### [Task description]
The records are to be repeated in full, with the images removed.

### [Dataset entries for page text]
★ ★ ★ ★ ★
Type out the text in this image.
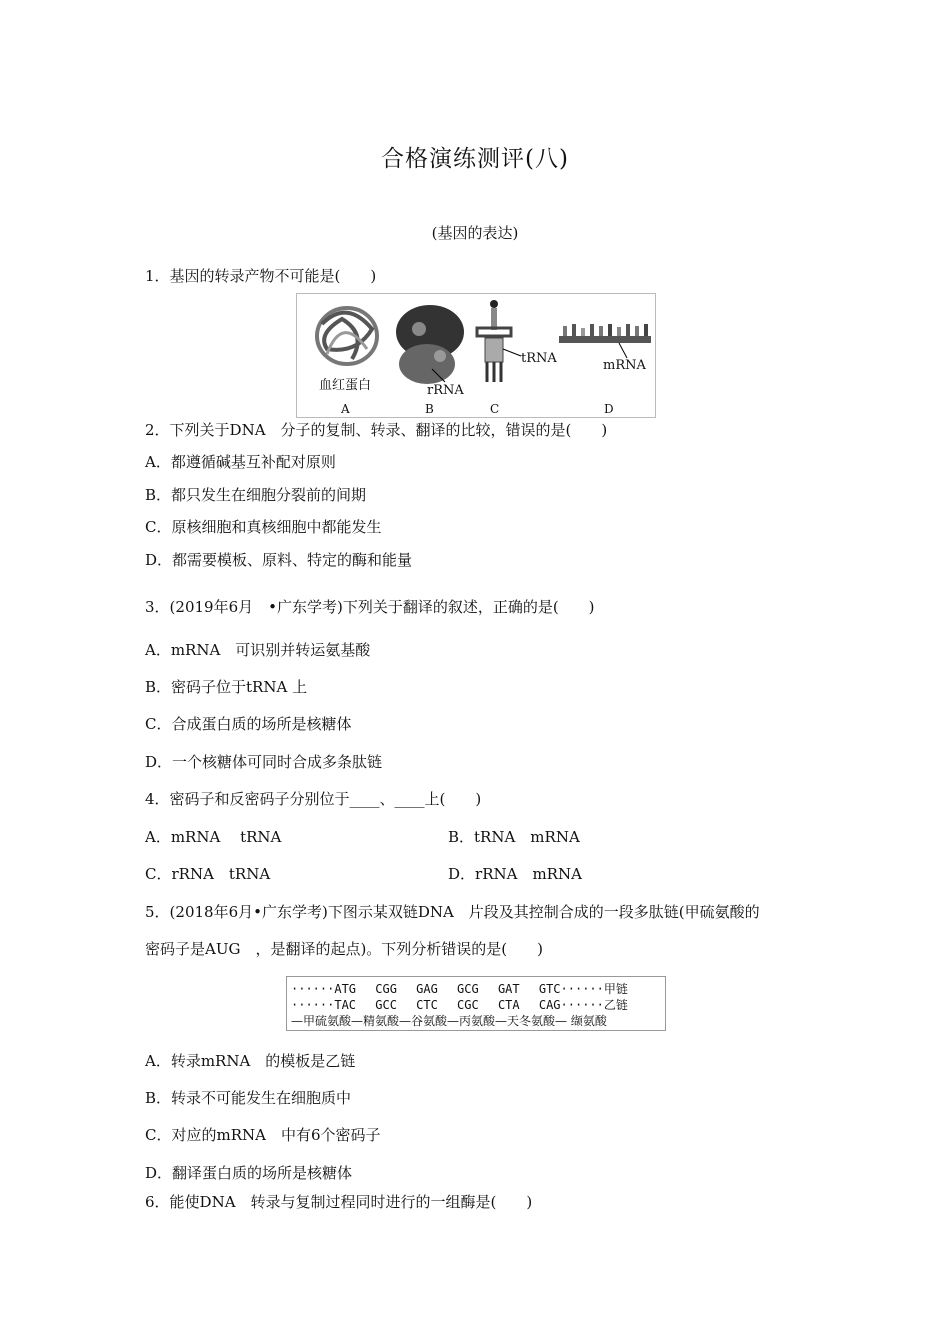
合格演练测评(八)
(基因的表达)
1．基因的转录产物不可能是(　　)
血红蛋白	rRNA
tRNA	mRNA
A	B	C	D
2．下列关于DNA　分子的复制、转录、翻译的比较，错误的是(　　)
A．都遵循碱基互补配对原则
B．都只发生在细胞分裂前的间期
C．原核细胞和真核细胞中都能发生
D．都需要模板、原料、特定的酶和能量
3．(2019年6月　•广东学考)下列关于翻译的叙述，正确的是(　　)
A．mRNA　可识别并转运氨基酸
B．密码子位于tRNA 上
C．合成蛋白质的场所是核糖体
D．一个核糖体可同时合成多条肽链
4．密码子和反密码子分别位于____、____上(　　)
A．mRNA　 tRNA	B．tRNA　mRNA
C．rRNA　tRNA	D．rRNA　mRNA
5．(2018年6月•广东学考)下图示某双链DNA　片段及其控制合成的一段多肽链(甲硫氨酸的
密码子是AUG　，是翻译的起点)。下列分析错误的是(　　)
······ATG　 CGG　 GAG　 GCG　 GAT　 GTC······甲链
······TAC　 GCC　 CTC　 CGC　 CTA　 CAG······乙链
—甲硫氨酸—精氨酸—谷氨酸—丙氨酸—天冬氨酸— 缬氨酸
A．转录mRNA　的模板是乙链
B．转录不可能发生在细胞质中
C．对应的mRNA　中有6个密码子
D．翻译蛋白质的场所是核糖体
6．能使DNA　转录与复制过程同时进行的一组酶是(　　)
★ ★ ★ ★ ★
### [Task output]
Type out the text in this image.
合格演练测评(八)
(基因的表达)
1．基因的转录产物不可能是(　　)
血红蛋白	rRNA
tRNA	mRNA
A	B	C	D
2．下列关于DNA　分子的复制、转录、翻译的比较，错误的是(　　)
A．都遵循碱基互补配对原则
B．都只发生在细胞分裂前的间期
C．原核细胞和真核细胞中都能发生
D．都需要模板、原料、特定的酶和能量
3．(2019年6月　•广东学考)下列关于翻译的叙述，正确的是(　　)
A．mRNA　可识别并转运氨基酸
B．密码子位于tRNA 上
C．合成蛋白质的场所是核糖体
D．一个核糖体可同时合成多条肽链
4．密码子和反密码子分别位于____、____上(　　)
A．mRNA　 tRNA	B．tRNA　mRNA
C．rRNA　tRNA	D．rRNA　mRNA
5．(2018年6月•广东学考)下图示某双链DNA　片段及其控制合成的一段多肽链(甲硫氨酸的
密码子是AUG　，是翻译的起点)。下列分析错误的是(　　)
······ATG　 CGG　 GAG　 GCG　 GAT　 GTC······甲链
······TAC　 GCC　 CTC　 CGC　 CTA　 CAG······乙链
—甲硫氨酸—精氨酸—谷氨酸—丙氨酸—天冬氨酸— 缬氨酸
A．转录mRNA　的模板是乙链
B．转录不可能发生在细胞质中
C．对应的mRNA　中有6个密码子
D．翻译蛋白质的场所是核糖体
6．能使DNA　转录与复制过程同时进行的一组酶是(　　)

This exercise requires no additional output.